** start Extracted data **

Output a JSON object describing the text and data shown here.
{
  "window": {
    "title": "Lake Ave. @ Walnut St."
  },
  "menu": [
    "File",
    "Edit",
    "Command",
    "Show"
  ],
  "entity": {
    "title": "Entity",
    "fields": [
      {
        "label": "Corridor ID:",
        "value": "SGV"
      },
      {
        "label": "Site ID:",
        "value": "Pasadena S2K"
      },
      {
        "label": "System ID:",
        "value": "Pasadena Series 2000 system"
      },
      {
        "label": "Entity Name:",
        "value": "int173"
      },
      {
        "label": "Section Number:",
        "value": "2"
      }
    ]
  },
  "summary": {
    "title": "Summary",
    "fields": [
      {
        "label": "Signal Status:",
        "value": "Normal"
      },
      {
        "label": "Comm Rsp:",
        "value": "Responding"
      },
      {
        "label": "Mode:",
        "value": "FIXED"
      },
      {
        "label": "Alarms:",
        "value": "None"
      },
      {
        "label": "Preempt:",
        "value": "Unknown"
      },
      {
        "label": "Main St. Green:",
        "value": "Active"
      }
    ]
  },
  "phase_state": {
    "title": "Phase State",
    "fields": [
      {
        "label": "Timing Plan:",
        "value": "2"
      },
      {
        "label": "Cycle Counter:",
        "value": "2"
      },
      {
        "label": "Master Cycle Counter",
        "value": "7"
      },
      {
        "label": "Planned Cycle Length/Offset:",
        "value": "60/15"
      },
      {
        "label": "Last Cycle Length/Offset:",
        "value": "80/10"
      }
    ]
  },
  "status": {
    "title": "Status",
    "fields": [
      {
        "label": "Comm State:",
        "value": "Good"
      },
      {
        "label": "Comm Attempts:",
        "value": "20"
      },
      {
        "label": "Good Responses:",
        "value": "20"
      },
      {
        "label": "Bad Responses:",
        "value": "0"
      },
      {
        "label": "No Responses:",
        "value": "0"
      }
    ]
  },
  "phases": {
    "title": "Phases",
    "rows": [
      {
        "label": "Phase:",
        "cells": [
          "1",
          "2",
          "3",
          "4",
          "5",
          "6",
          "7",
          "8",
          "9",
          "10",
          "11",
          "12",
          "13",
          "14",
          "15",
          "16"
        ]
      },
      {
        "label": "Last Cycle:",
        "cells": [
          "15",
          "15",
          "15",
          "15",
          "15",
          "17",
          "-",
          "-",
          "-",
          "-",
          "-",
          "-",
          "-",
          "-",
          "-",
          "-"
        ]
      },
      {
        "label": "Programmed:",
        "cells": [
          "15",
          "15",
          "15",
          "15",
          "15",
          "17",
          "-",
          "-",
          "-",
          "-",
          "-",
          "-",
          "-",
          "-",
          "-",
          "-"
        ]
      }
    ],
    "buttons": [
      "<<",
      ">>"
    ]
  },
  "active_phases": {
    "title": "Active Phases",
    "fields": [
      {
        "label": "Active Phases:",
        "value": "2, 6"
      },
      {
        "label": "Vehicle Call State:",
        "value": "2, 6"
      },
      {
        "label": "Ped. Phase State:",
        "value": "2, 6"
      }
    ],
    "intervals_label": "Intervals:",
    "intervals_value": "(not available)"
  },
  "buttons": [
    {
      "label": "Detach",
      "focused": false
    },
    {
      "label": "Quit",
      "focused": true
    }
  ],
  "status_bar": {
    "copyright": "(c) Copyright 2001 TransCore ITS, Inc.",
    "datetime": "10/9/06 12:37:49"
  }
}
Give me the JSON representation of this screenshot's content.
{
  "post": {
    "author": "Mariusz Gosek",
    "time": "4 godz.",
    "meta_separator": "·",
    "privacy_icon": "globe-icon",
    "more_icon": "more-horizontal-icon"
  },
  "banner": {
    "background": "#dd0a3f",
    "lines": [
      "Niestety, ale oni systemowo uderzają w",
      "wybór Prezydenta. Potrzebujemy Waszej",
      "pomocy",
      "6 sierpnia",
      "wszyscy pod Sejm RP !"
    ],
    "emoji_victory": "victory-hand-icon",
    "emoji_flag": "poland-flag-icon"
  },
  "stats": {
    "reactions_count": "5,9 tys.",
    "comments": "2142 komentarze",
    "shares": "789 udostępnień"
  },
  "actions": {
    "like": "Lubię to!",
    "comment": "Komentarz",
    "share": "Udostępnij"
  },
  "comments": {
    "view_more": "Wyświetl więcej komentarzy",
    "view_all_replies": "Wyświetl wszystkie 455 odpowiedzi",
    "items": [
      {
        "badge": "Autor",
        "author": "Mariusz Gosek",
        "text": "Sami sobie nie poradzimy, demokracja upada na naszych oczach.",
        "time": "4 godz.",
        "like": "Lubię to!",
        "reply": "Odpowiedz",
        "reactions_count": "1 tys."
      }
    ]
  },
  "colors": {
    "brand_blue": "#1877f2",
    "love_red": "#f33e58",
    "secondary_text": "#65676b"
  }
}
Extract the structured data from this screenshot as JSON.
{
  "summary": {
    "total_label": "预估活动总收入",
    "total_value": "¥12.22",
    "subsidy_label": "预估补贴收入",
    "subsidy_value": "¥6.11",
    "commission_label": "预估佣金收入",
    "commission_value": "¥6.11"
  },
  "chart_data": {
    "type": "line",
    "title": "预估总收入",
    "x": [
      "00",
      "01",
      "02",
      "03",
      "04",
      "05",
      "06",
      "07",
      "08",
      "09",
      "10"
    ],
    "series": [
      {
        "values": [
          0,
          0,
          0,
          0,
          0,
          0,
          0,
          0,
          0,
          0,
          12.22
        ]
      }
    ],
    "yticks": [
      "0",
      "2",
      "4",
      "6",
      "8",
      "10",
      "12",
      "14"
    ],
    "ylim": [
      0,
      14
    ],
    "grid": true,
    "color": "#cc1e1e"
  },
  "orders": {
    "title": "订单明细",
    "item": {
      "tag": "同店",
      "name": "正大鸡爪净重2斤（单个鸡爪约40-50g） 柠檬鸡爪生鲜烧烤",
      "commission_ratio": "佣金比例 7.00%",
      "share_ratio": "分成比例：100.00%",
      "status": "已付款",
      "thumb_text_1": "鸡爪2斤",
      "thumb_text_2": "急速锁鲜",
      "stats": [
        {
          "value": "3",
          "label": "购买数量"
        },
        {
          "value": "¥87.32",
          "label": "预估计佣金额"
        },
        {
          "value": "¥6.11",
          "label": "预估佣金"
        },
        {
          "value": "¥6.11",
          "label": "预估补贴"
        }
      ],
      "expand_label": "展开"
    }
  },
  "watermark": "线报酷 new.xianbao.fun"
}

** end Extracted data **

What to work on: Which lines contain "Counter"? Copy each of them.

Solved problem:
        "label": "Cycle Counter:",
        "label": "Master Cycle Counter",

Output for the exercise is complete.